SUPPLIED ENTRIES -

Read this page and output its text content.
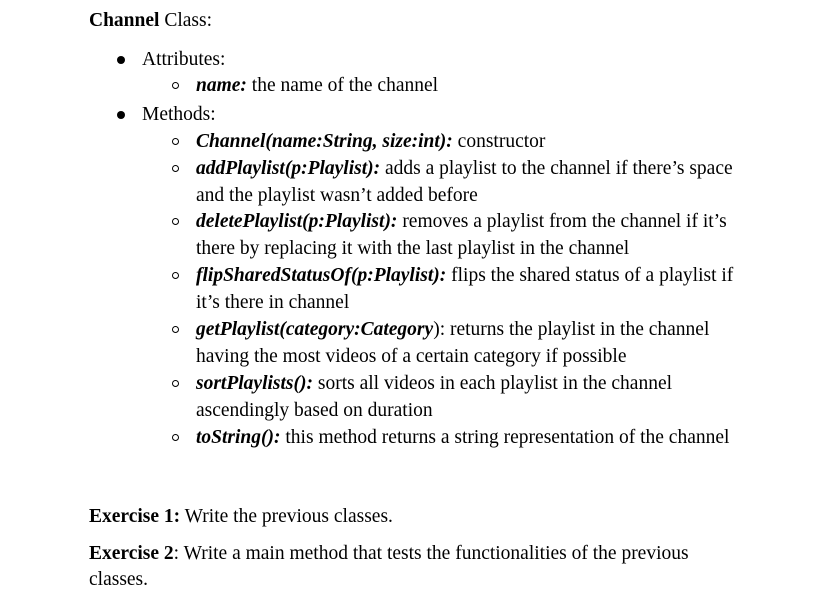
Channel Class:
Attributes:
name: the name of the channel
Methods:
Channel(name:String, size:int): constructor
addPlaylist(p:Playlist): adds a playlist to the channel if there’s space
and the playlist wasn’t added before
deletePlaylist(p:Playlist): removes a playlist from the channel if it’s
there by replacing it with the last playlist in the channel
flipSharedStatusOf(p:Playlist): flips the shared status of a playlist if
it’s there in channel
getPlaylist(category:Category): returns the playlist in the channel
having the most videos of a certain category if possible
sortPlaylists(): sorts all videos in each playlist in the channel
ascendingly based on duration
toString(): this method returns a string representation of the channel
Exercise 1: Write the previous classes.
Exercise 2: Write a main method that tests the functionalities of the previous
classes.
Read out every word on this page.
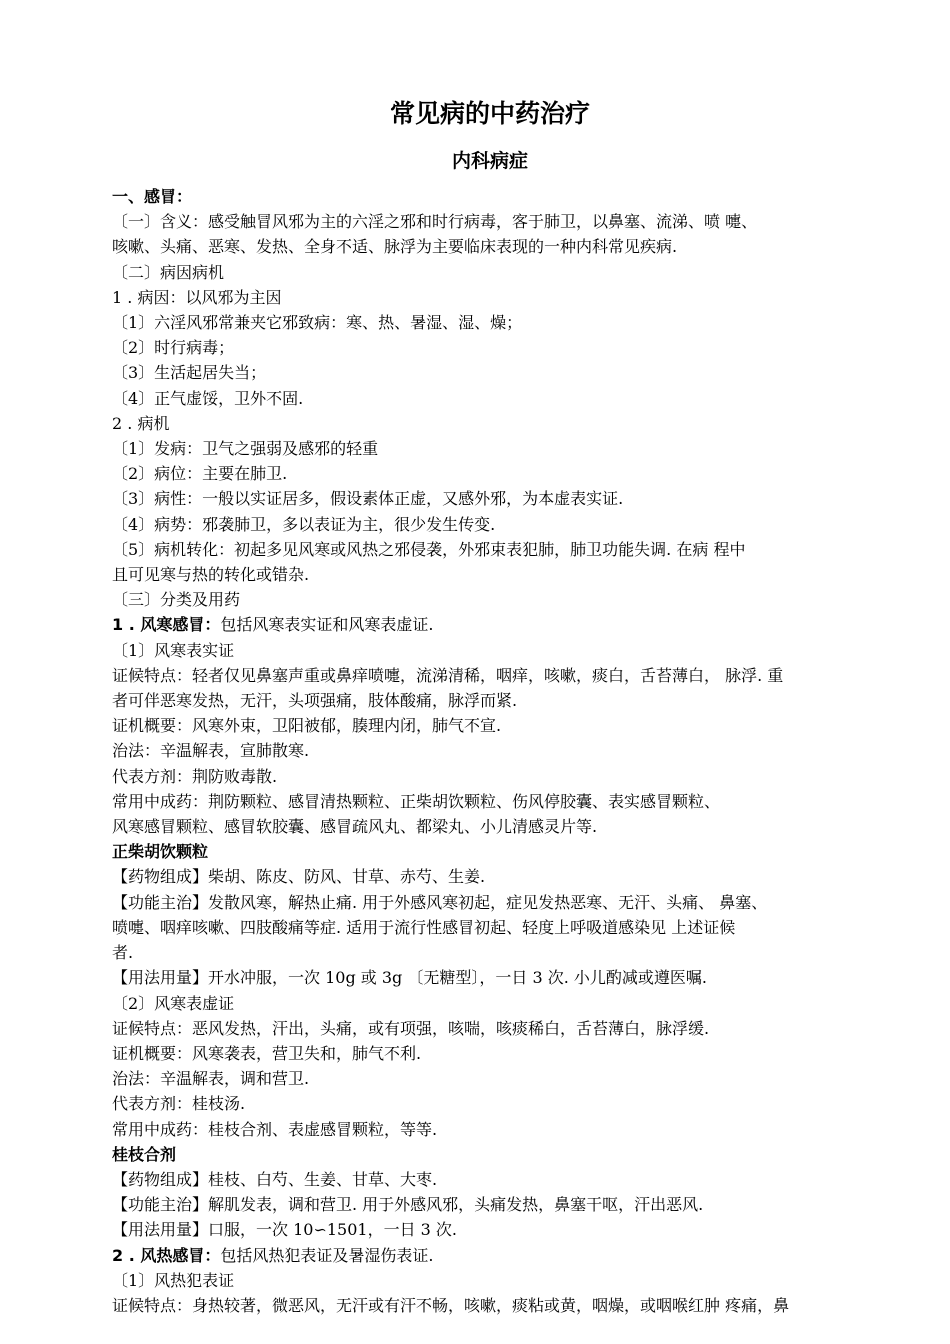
常见病的中药治疗
内科病症
一、感冒：
〔一〕含义：感受触冒风邪为主的六淫之邪和时行病毒，客于肺卫，以鼻塞、流涕、喷 嚏、
咳嗽、头痛、恶寒、发热、全身不适、脉浮为主要临床表现的一种内科常见疾病.
〔二〕病因病机
1 . 病因：以风邪为主因
〔1〕六淫风邪常兼夹它邪致病：寒、热、暑湿、湿、燥；
〔2〕时行病毒；
〔3〕生活起居失当；
〔4〕正气虚馁，卫外不固.
2 . 病机
〔1〕发病：卫气之强弱及感邪的轻重
〔2〕病位：主要在肺卫.
〔3〕病性：一般以实证居多，假设素体正虚，又感外邪，为本虚表实证.
〔4〕病势：邪袭肺卫，多以表证为主，很少发生传变.
〔5〕病机转化：初起多见风寒或风热之邪侵袭，外邪束表犯肺，肺卫功能失调. 在病 程中
且可见寒与热的转化或错杂.
〔三〕分类及用药
1 . 风寒感冒：包括风寒表实证和风寒表虚证.
〔1〕风寒表实证
证候特点：轻者仅见鼻塞声重或鼻痒喷嚏，流涕清稀，咽痒，咳嗽，痰白，舌苔薄白， 脉浮. 重
者可伴恶寒发热，无汗，头项强痛，肢体酸痛，脉浮而紧.
证机概要：风寒外束，卫阳被郁，腠理内闭，肺气不宣.
治法：辛温解表，宣肺散寒.
代表方剂：荆防败毒散.
常用中成药：荆防颗粒、感冒清热颗粒、正柴胡饮颗粒、伤风停胶囊、表实感冒颗粒、
风寒感冒颗粒、感冒软胶囊、感冒疏风丸、都梁丸、小儿清感灵片等.
正柴胡饮颗粒
【药物组成】柴胡、陈皮、防风、甘草、赤芍、生姜.
【功能主治】发散风寒，解热止痛. 用于外感风寒初起，症见发热恶寒、无汗、头痛、 鼻塞、
喷嚏、咽痒咳嗽、四肢酸痛等症. 适用于流行性感冒初起、轻度上呼吸道感染见 上述证候
者.
【用法用量】开水冲服，一次 10g 或 3g 〔无糖型〕，一日 3 次. 小儿酌减或遵医嘱.
〔2〕风寒表虚证
证候特点：恶风发热，汗出，头痛，或有项强，咳喘，咳痰稀白，舌苔薄白，脉浮缓.
证机概要：风寒袭表，营卫失和，肺气不利.
治法：辛温解表，调和营卫.
代表方剂：桂枝汤.
常用中成药：桂枝合剂、表虚感冒颗粒，等等.
桂枝合剂
【药物组成】桂枝、白芍、生姜、甘草、大枣.
【功能主治】解肌发表，调和营卫. 用于外感风邪，头痛发热，鼻塞干呕，汗出恶风.
【用法用量】口服，一次 10∽1501，一日 3 次.
2 . 风热感冒：包括风热犯表证及暑湿伤表证.
〔1〕风热犯表证
证候特点：身热较著，微恶风，无汗或有汗不畅，咳嗽，痰粘或黄，咽燥，或咽喉红肿 疼痛，鼻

WHAT THE EXERCISE ASKS -
Report every line containing the word "category" from the listing above.

ANSWER BELOW -
getPlaylist(category:Category): returns the playlist in the channel
having the most videos of a certain category if possible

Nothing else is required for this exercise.